Each record is to be printed again precisely as it reads.

***** MATERIAL FOR THIS EXERCISE

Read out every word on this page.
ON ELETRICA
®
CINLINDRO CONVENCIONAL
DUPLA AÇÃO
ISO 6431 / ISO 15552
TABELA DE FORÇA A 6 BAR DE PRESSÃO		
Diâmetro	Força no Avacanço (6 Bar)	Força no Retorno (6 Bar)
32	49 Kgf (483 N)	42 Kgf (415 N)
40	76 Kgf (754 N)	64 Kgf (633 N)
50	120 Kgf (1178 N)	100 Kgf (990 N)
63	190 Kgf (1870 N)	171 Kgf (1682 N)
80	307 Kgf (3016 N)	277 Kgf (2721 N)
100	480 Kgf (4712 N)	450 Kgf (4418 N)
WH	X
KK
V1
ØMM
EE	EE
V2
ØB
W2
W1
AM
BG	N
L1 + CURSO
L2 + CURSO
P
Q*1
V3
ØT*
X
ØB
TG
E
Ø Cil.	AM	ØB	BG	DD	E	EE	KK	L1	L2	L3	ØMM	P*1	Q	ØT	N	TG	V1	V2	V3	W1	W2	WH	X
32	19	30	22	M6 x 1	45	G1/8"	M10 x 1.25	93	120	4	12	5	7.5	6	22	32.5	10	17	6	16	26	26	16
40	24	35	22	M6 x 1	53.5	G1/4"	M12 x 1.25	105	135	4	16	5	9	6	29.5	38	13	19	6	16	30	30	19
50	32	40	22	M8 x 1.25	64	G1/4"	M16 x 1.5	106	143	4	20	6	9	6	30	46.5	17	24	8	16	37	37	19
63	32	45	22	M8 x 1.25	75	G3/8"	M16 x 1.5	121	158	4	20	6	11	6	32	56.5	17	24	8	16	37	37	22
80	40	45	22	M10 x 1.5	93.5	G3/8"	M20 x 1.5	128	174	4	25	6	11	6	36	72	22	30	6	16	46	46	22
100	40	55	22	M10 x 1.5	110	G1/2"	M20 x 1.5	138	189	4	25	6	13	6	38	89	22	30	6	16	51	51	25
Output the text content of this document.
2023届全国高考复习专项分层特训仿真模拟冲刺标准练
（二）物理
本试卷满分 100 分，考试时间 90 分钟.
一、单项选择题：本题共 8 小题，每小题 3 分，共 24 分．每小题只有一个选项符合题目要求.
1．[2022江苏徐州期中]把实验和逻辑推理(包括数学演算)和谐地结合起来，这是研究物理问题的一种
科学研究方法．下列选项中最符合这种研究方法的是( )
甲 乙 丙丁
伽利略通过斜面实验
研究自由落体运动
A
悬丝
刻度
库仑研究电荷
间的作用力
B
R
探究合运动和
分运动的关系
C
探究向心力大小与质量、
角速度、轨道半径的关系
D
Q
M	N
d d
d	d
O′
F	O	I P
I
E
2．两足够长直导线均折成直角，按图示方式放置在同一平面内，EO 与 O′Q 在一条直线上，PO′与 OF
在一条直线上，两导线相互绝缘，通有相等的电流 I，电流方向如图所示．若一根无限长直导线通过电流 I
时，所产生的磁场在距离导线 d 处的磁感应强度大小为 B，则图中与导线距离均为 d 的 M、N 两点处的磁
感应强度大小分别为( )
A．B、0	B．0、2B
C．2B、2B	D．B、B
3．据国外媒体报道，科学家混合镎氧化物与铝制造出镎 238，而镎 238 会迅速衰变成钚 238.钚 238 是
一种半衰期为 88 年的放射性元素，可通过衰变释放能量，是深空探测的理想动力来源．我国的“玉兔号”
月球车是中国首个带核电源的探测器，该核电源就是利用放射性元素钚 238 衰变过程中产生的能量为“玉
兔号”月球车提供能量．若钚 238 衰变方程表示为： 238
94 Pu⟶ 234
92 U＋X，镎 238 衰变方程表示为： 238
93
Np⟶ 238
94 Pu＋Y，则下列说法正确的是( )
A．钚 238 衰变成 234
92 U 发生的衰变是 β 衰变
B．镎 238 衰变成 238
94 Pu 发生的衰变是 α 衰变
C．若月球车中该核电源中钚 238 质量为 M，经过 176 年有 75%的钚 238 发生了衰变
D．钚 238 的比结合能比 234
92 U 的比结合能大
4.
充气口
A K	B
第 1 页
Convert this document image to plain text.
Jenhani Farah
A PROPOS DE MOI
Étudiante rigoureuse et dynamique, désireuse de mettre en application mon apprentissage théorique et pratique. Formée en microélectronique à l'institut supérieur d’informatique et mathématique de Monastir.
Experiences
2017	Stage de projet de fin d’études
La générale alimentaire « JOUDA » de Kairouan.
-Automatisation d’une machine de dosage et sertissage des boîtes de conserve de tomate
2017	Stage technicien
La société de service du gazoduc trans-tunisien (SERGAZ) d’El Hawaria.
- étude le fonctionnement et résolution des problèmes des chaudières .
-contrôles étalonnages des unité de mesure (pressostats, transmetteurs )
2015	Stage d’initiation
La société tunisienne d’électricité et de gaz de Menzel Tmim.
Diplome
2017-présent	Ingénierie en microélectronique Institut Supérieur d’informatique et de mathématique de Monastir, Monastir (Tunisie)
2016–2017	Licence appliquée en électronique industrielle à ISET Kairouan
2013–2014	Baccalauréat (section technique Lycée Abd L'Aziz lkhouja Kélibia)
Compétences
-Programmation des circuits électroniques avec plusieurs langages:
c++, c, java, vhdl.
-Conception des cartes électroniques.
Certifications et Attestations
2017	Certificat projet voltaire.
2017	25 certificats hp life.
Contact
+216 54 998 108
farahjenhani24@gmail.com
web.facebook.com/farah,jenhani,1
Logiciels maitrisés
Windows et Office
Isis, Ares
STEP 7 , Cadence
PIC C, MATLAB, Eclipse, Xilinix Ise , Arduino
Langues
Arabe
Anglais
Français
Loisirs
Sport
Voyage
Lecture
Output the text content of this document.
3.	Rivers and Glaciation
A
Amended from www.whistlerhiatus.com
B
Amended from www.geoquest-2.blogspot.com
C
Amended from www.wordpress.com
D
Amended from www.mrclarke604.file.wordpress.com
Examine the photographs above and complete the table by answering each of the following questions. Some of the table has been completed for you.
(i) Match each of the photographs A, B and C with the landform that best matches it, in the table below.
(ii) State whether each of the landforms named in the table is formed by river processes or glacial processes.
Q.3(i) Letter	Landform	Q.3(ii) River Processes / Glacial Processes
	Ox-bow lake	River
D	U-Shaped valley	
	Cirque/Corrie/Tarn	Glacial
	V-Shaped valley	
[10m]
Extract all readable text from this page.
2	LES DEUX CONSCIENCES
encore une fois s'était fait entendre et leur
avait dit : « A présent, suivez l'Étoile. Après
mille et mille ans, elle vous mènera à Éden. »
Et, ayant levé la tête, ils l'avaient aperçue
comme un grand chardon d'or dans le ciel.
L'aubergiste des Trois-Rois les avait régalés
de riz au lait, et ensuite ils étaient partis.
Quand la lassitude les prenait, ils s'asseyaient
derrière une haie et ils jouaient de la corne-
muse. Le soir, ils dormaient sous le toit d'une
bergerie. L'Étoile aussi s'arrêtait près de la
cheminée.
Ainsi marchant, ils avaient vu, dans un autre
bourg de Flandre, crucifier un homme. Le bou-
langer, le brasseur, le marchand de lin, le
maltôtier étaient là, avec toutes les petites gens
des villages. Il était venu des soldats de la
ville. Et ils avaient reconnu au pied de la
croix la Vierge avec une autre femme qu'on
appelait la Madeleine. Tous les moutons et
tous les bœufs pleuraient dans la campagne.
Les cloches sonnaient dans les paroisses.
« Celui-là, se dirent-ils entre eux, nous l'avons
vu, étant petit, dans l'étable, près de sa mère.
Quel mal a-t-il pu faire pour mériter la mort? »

**********

*RESULT BELOW*:
Read out every word on this page.
ON ELETRICA
®
CINLINDRO CONVENCIONAL
DUPLA AÇÃO
ISO 6431 / ISO 15552
TABELA DE FORÇA A 6 BAR DE PRESSÃO		
Diâmetro	Força no Avacanço (6 Bar)	Força no Retorno (6 Bar)
32	49 Kgf (483 N)	42 Kgf (415 N)
40	76 Kgf (754 N)	64 Kgf (633 N)
50	120 Kgf (1178 N)	100 Kgf (990 N)
63	190 Kgf (1870 N)	171 Kgf (1682 N)
80	307 Kgf (3016 N)	277 Kgf (2721 N)
100	480 Kgf (4712 N)	450 Kgf (4418 N)
WH	X
KK
V1
ØMM
EE	EE
V2
ØB
W2
W1
AM
BG	N
L1 + CURSO
L2 + CURSO
P
Q*1
V3
ØT*
X
ØB
TG
E
Ø Cil.	AM	ØB	BG	DD	E	EE	KK	L1	L2	L3	ØMM	P*1	Q	ØT	N	TG	V1	V2	V3	W1	W2	WH	X
32	19	30	22	M6 x 1	45	G1/8"	M10 x 1.25	93	120	4	12	5	7.5	6	22	32.5	10	17	6	16	26	26	16
40	24	35	22	M6 x 1	53.5	G1/4"	M12 x 1.25	105	135	4	16	5	9	6	29.5	38	13	19	6	16	30	30	19
50	32	40	22	M8 x 1.25	64	G1/4"	M16 x 1.5	106	143	4	20	6	9	6	30	46.5	17	24	8	16	37	37	19
63	32	45	22	M8 x 1.25	75	G3/8"	M16 x 1.5	121	158	4	20	6	11	6	32	56.5	17	24	8	16	37	37	22
80	40	45	22	M10 x 1.5	93.5	G3/8"	M20 x 1.5	128	174	4	25	6	11	6	36	72	22	30	6	16	46	46	22
100	40	55	22	M10 x 1.5	110	G1/2"	M20 x 1.5	138	189	4	25	6	13	6	38	89	22	30	6	16	51	51	25
Output the text content of this document.
2023届全国高考复习专项分层特训仿真模拟冲刺标准练
（二）物理
本试卷满分 100 分，考试时间 90 分钟.
一、单项选择题：本题共 8 小题，每小题 3 分，共 24 分．每小题只有一个选项符合题目要求.
1．[2022江苏徐州期中]把实验和逻辑推理(包括数学演算)和谐地结合起来，这是研究物理问题的一种
科学研究方法．下列选项中最符合这种研究方法的是( )
甲 乙 丙丁
伽利略通过斜面实验
研究自由落体运动
A
悬丝
刻度
库仑研究电荷
间的作用力
B
R
探究合运动和
分运动的关系
C
探究向心力大小与质量、
角速度、轨道半径的关系
D
Q
M	N
d d
d	d
O′
F	O	I P
I
E
2．两足够长直导线均折成直角，按图示方式放置在同一平面内，EO 与 O′Q 在一条直线上，PO′与 OF
在一条直线上，两导线相互绝缘，通有相等的电流 I，电流方向如图所示．若一根无限长直导线通过电流 I
时，所产生的磁场在距离导线 d 处的磁感应强度大小为 B，则图中与导线距离均为 d 的 M、N 两点处的磁
感应强度大小分别为( )
A．B、0	B．0、2B
C．2B、2B	D．B、B
3．据国外媒体报道，科学家混合镎氧化物与铝制造出镎 238，而镎 238 会迅速衰变成钚 238.钚 238 是
一种半衰期为 88 年的放射性元素，可通过衰变释放能量，是深空探测的理想动力来源．我国的“玉兔号”
月球车是中国首个带核电源的探测器，该核电源就是利用放射性元素钚 238 衰变过程中产生的能量为“玉
兔号”月球车提供能量．若钚 238 衰变方程表示为： 238
94 Pu⟶ 234
92 U＋X，镎 238 衰变方程表示为： 238
93
Np⟶ 238
94 Pu＋Y，则下列说法正确的是( )
A．钚 238 衰变成 234
92 U 发生的衰变是 β 衰变
B．镎 238 衰变成 238
94 Pu 发生的衰变是 α 衰变
C．若月球车中该核电源中钚 238 质量为 M，经过 176 年有 75%的钚 238 发生了衰变
D．钚 238 的比结合能比 234
92 U 的比结合能大
4.
充气口
A K	B
第 1 页
Convert this document image to plain text.
Jenhani Farah
A PROPOS DE MOI
Étudiante rigoureuse et dynamique, désireuse de mettre en application mon apprentissage théorique et pratique. Formée en microélectronique à l'institut supérieur d’informatique et mathématique de Monastir.
Experiences
2017	Stage de projet de fin d’études
La générale alimentaire « JOUDA » de Kairouan.
-Automatisation d’une machine de dosage et sertissage des boîtes de conserve de tomate
2017	Stage technicien
La société de service du gazoduc trans-tunisien (SERGAZ) d’El Hawaria.
- étude le fonctionnement et résolution des problèmes des chaudières .
-contrôles étalonnages des unité de mesure (pressostats, transmetteurs )
2015	Stage d’initiation
La société tunisienne d’électricité et de gaz de Menzel Tmim.
Diplome
2017-présent	Ingénierie en microélectronique Institut Supérieur d’informatique et de mathématique de Monastir, Monastir (Tunisie)
2016–2017	Licence appliquée en électronique industrielle à ISET Kairouan
2013–2014	Baccalauréat (section technique Lycée Abd L'Aziz lkhouja Kélibia)
Compétences
-Programmation des circuits électroniques avec plusieurs langages:
c++, c, java, vhdl.
-Conception des cartes électroniques.
Certifications et Attestations
2017	Certificat projet voltaire.
2017	25 certificats hp life.
Contact
+216 54 998 108
farahjenhani24@gmail.com
web.facebook.com/farah,jenhani,1
Logiciels maitrisés
Windows et Office
Isis, Ares
STEP 7 , Cadence
PIC C, MATLAB, Eclipse, Xilinix Ise , Arduino
Langues
Arabe
Anglais
Français
Loisirs
Sport
Voyage
Lecture
Output the text content of this document.
3.	Rivers and Glaciation
A
Amended from www.whistlerhiatus.com
B
Amended from www.geoquest-2.blogspot.com
C
Amended from www.wordpress.com
D
Amended from www.mrclarke604.file.wordpress.com
Examine the photographs above and complete the table by answering each of the following questions. Some of the table has been completed for you.
(i) Match each of the photographs A, B and C with the landform that best matches it, in the table below.
(ii) State whether each of the landforms named in the table is formed by river processes or glacial processes.
Q.3(i) Letter	Landform	Q.3(ii) River Processes / Glacial Processes
	Ox-bow lake	River
D	U-Shaped valley	
	Cirque/Corrie/Tarn	Glacial
	V-Shaped valley	
[10m]
Extract all readable text from this page.
2	LES DEUX CONSCIENCES
encore une fois s'était fait entendre et leur
avait dit : « A présent, suivez l'Étoile. Après
mille et mille ans, elle vous mènera à Éden. »
Et, ayant levé la tête, ils l'avaient aperçue
comme un grand chardon d'or dans le ciel.
L'aubergiste des Trois-Rois les avait régalés
de riz au lait, et ensuite ils étaient partis.
Quand la lassitude les prenait, ils s'asseyaient
derrière une haie et ils jouaient de la corne-
muse. Le soir, ils dormaient sous le toit d'une
bergerie. L'Étoile aussi s'arrêtait près de la
cheminée.
Ainsi marchant, ils avaient vu, dans un autre
bourg de Flandre, crucifier un homme. Le bou-
langer, le brasseur, le marchand de lin, le
maltôtier étaient là, avec toutes les petites gens
des villages. Il était venu des soldats de la
ville. Et ils avaient reconnu au pied de la
croix la Vierge avec une autre femme qu'on
appelait la Madeleine. Tous les moutons et
tous les bœufs pleuraient dans la campagne.
Les cloches sonnaient dans les paroisses.
« Celui-là, se dirent-ils entre eux, nous l'avons
vu, étant petit, dans l'étable, près de sa mère.
Quel mal a-t-il pu faire pour mériter la mort? »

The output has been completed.